* _Article_
━━━━━━

# Mustache Ride Oakland



## Art853 (May 30, 2003)

East Bay Bicycle Party Mustache Ride. February 2011.


----------



## Cyclist69 (Apr 15, 2011)

Crazy! 

I guess, any reason to ride is a good one. Anything behind the mustache idea? It looked like a fun time.


----------



## MB1 (Jan 27, 2004)

Wow, that is very cool!

Like. :thumbsup:


----------



## Art853 (May 30, 2003)

Thanks! I don't know the origin of the mustache themes. SF had a bike party with one I think, and yesterday in the park there were a couple of kids with big fake mustaches. It's popular. People may also associate old time bicycling with handlebar mustaches. 

Exposures from Oakland's Art Murmur.


----------



## weltyed (Feb 6, 2004)

i give mustache rides.
for free.

i was born in hayward and lived in oakland. for a year of my life. i often wonder what my life would be like had we never moved.


----------



## Ridgetop (Mar 1, 2005)

Wow, that is awesome. I wish our culturally defunct town would do something like that. By the way, women with hairy lips are so hot right now.

Also, I love your motion/long exposure shots.


----------



## majura (Apr 21, 2007)

Hollywood needs to get to Oakland.

Looks like you all had a ball.


----------



## Art853 (May 30, 2003)

Thanks all. The photos are all handheld so the long exposures required a steady hand. The guy in the street is being passed by cyclists rolling out from a social stop in a park (see the group in the previous picture). The number of cyclists riding by him increased as you can see in the second shot.

My camera often has a five second delay when taking a flash photo. When shooting a random scene such as dancing it is difficult to predict what you will get. It took some timing to photograph the kid on the swing at the top of the arc.


----------

━━━━━━

* _Goal_
Reproduce the stretch of the Oakland mustache ride thread from "My camera often" through "of the arc.". You won't need the lines that come next.

━━━━━━

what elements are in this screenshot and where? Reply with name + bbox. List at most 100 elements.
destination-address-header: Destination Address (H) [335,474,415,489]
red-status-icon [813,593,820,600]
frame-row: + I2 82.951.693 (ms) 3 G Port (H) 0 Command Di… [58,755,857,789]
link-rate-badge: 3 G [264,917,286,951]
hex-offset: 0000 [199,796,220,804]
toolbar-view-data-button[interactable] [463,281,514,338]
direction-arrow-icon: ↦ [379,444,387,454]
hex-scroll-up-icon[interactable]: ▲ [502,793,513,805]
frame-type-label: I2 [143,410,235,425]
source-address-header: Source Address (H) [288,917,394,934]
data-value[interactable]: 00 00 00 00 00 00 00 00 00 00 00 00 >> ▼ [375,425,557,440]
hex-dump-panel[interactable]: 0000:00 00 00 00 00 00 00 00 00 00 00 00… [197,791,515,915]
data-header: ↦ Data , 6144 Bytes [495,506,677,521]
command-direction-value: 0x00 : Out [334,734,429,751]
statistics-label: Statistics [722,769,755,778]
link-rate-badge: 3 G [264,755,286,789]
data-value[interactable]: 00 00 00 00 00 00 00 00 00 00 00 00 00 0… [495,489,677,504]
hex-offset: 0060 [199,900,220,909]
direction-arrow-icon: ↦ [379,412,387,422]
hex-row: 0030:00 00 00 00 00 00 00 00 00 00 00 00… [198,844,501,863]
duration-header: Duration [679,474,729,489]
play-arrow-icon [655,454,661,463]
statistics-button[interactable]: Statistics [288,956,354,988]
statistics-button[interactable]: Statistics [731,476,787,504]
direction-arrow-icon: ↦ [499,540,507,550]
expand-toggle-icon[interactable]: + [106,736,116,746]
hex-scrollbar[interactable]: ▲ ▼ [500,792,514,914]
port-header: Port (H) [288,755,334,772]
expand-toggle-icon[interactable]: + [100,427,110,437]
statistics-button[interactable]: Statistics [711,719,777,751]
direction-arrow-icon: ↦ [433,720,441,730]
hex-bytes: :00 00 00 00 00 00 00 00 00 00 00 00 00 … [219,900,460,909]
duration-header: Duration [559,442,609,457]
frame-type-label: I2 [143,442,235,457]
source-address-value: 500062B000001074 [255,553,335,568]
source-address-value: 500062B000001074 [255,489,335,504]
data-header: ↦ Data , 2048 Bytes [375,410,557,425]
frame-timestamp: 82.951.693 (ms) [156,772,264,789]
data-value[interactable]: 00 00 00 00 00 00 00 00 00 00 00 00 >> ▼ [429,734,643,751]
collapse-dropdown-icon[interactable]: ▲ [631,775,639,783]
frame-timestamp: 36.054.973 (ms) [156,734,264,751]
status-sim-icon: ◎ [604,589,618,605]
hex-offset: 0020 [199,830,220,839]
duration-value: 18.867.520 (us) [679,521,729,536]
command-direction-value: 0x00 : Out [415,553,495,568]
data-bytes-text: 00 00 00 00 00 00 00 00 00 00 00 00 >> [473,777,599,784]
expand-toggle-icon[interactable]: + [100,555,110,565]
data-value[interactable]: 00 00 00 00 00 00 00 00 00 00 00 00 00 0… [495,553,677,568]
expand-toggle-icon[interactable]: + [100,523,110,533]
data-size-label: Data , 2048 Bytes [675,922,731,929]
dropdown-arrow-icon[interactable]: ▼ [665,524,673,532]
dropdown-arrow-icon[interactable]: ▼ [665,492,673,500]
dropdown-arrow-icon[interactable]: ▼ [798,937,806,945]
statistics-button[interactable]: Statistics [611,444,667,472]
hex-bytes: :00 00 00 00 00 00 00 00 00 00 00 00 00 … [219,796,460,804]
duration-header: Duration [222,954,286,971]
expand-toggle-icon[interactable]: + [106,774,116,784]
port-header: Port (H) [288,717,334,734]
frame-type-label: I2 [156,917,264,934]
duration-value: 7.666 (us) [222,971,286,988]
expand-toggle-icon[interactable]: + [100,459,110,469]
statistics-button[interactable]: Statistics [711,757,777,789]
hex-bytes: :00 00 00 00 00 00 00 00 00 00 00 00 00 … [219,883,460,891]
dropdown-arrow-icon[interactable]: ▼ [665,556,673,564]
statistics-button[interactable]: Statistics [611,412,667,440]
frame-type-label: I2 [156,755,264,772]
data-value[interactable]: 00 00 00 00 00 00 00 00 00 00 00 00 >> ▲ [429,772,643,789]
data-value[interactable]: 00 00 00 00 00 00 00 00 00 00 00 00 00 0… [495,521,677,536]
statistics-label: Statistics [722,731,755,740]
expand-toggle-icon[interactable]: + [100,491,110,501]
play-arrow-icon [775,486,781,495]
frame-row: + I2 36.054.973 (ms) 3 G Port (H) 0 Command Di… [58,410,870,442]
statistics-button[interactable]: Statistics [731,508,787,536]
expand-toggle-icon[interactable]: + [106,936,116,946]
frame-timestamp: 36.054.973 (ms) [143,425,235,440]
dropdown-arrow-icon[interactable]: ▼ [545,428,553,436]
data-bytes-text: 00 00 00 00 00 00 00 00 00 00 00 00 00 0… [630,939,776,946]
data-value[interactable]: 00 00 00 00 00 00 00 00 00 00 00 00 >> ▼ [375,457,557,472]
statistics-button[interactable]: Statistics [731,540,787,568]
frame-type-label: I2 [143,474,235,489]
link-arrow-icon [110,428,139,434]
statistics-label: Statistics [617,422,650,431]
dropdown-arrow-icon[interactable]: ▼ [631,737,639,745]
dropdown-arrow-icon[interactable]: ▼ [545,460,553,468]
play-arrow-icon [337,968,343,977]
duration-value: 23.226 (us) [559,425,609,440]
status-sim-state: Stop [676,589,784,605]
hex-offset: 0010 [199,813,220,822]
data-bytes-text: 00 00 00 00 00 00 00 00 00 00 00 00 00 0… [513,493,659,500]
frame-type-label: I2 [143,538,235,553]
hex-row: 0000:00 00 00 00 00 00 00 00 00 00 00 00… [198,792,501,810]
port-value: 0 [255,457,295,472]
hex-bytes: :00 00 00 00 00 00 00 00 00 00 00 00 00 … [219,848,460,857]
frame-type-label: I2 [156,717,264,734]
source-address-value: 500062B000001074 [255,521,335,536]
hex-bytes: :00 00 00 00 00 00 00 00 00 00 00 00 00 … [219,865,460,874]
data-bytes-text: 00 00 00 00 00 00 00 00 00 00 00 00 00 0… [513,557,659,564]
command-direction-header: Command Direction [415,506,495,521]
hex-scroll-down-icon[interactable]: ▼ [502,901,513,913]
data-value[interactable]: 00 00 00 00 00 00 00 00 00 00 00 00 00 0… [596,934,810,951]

━━━━━━

* _Complete response_
My camera often has a five second delay when taking a flash photo. When shooting a random scene such as dancing it is difficult to predict what you will get. It took some timing to photograph the kid on the swing at the top of the arc.